##### Exercise data

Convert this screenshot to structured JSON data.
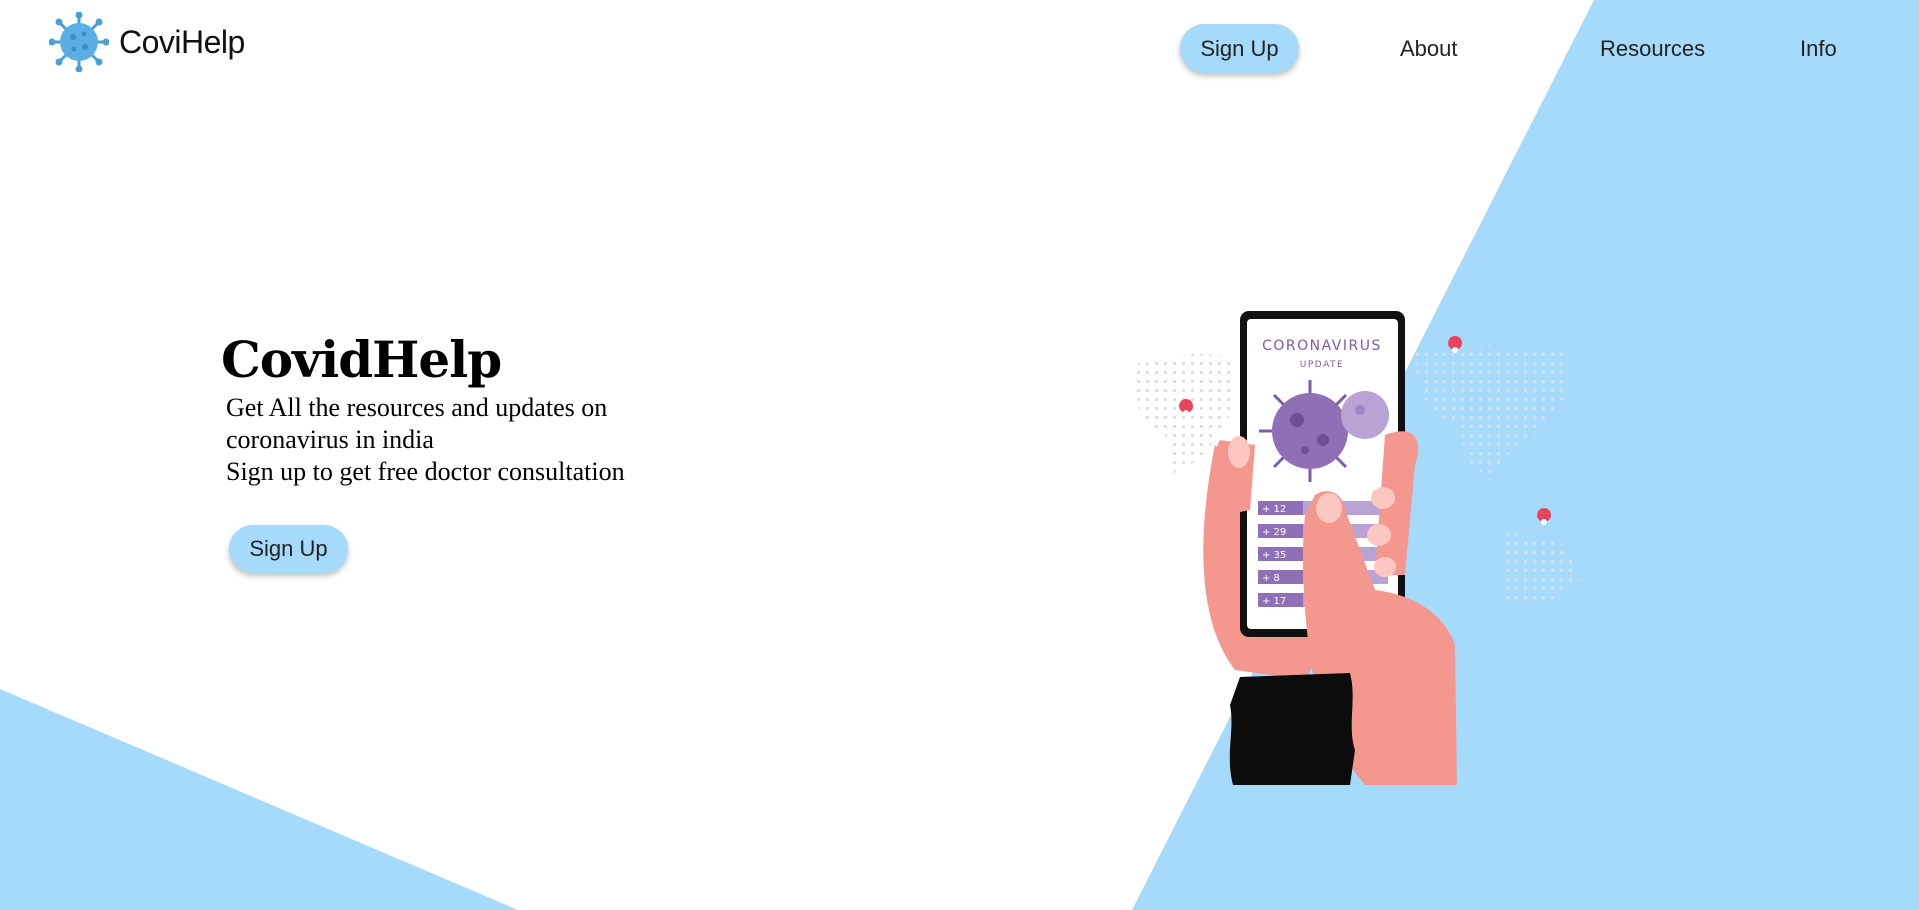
{
  "header": {
    "brand": "CoviHelp",
    "nav": {
      "signup_label": "Sign Up",
      "about_label": "About",
      "resources_label": "Resources",
      "info_label": "Info"
    }
  },
  "hero": {
    "title": "CovidHelp",
    "line1": "Get All the resources and updates on coronavirus in india",
    "line2": "Sign up to get free doctor consultation",
    "signup_label": "Sign Up"
  },
  "illustration": {
    "phone_title": "CORONAVIRUS",
    "phone_subtitle": "UPDATE",
    "stats": [
      "+ 12",
      "+ 29",
      "+ 35",
      "+ 8",
      "+ 17"
    ]
  },
  "colors": {
    "accent": "#a6dafb",
    "virus": "#8f6fb6",
    "skin": "#f4978e",
    "pin": "#e8435a"
  },
  "icons": {
    "logo": "coronavirus-icon",
    "pins": "location-pin-icon"
  }
}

##########

**The problem**
Return to the listing above and set it down exactly, leaving out its pictures.

**Solution to this exercise**
Convert this screenshot to structured JSON data.
{
  "header": {
    "brand": "CoviHelp",
    "nav": {
      "signup_label": "Sign Up",
      "about_label": "About",
      "resources_label": "Resources",
      "info_label": "Info"
    }
  },
  "hero": {
    "title": "CovidHelp",
    "line1": "Get All the resources and updates on coronavirus in india",
    "line2": "Sign up to get free doctor consultation",
    "signup_label": "Sign Up"
  },
  "illustration": {
    "phone_title": "CORONAVIRUS",
    "phone_subtitle": "UPDATE",
    "stats": [
      "+ 12",
      "+ 29",
      "+ 35",
      "+ 8",
      "+ 17"
    ]
  },
  "colors": {
    "accent": "#a6dafb",
    "virus": "#8f6fb6",
    "skin": "#f4978e",
    "pin": "#e8435a"
  },
  "icons": {
    "logo": "coronavirus-icon",
    "pins": "location-pin-icon"
  }
}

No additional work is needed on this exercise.